Gather each line containing the string "диаграммы" from these entries.

# start of Entries provided

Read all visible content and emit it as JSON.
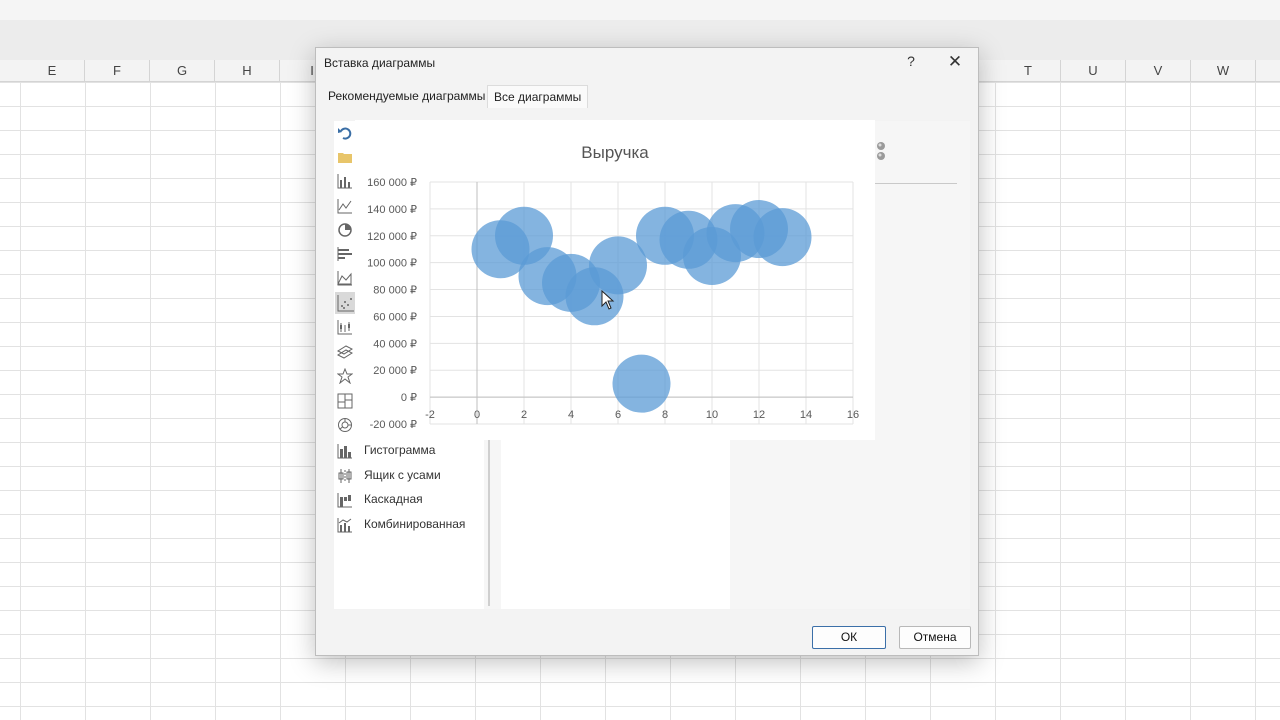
{
  "sheet": {
    "columns_left": [
      "E",
      "F",
      "G",
      "H",
      "I"
    ],
    "columns_right": [
      "T",
      "U",
      "V",
      "W"
    ]
  },
  "dialog": {
    "title": "Вставка диаграммы",
    "help_glyph": "?",
    "close_glyph": "✕",
    "tabs": [
      {
        "label": "Рекомендуемые диаграммы",
        "active": false
      },
      {
        "label": "Все диаграммы",
        "active": true
      }
    ],
    "chart_types_icons_only": [
      "undo-icon",
      "folder-icon",
      "column-chart-icon",
      "line-chart-icon",
      "pie-chart-icon",
      "bar-chart-icon",
      "area-chart-icon",
      "scatter-chart-icon",
      "stock-chart-icon",
      "surface-chart-icon",
      "radar-chart-icon",
      "treemap-chart-icon",
      "sunburst-chart-icon"
    ],
    "chart_types_labeled": [
      {
        "icon": "histogram-icon",
        "label": "Гистограмма"
      },
      {
        "icon": "box-whisker-icon",
        "label": "Ящик с усами"
      },
      {
        "icon": "waterfall-icon",
        "label": "Каскадная"
      },
      {
        "icon": "combo-chart-icon",
        "label": "Комбинированная"
      }
    ],
    "ok_label": "ОК",
    "cancel_label": "Отмена"
  },
  "chart_data": {
    "type": "scatter",
    "subtype": "bubble",
    "title": "Выручка",
    "xlim": [
      -2,
      16
    ],
    "ylim": [
      -20000,
      160000
    ],
    "x_ticks": [
      "-2",
      "0",
      "2",
      "4",
      "6",
      "8",
      "10",
      "12",
      "14",
      "16"
    ],
    "y_ticks": [
      "160 000 ₽",
      "140 000 ₽",
      "120 000 ₽",
      "100 000 ₽",
      "80 000 ₽",
      "60 000 ₽",
      "40 000 ₽",
      "20 000 ₽",
      "0 ₽",
      "-20 000 ₽"
    ],
    "bubble_color": "#5b9bd5",
    "grid": true,
    "points": [
      {
        "x": 1,
        "y": 110000
      },
      {
        "x": 2,
        "y": 120000
      },
      {
        "x": 3,
        "y": 90000
      },
      {
        "x": 4,
        "y": 85000
      },
      {
        "x": 5,
        "y": 75000
      },
      {
        "x": 6,
        "y": 98000
      },
      {
        "x": 7,
        "y": 10000
      },
      {
        "x": 8,
        "y": 120000
      },
      {
        "x": 9,
        "y": 117000
      },
      {
        "x": 10,
        "y": 105000
      },
      {
        "x": 11,
        "y": 122000
      },
      {
        "x": 12,
        "y": 125000
      },
      {
        "x": 13,
        "y": 119000
      }
    ]
  }
}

# end of Entries provided

# Complete output:
    "title": "Вставка диаграммы",
        "label": "Рекомендуемые диаграммы",
        "label": "Все диаграммы",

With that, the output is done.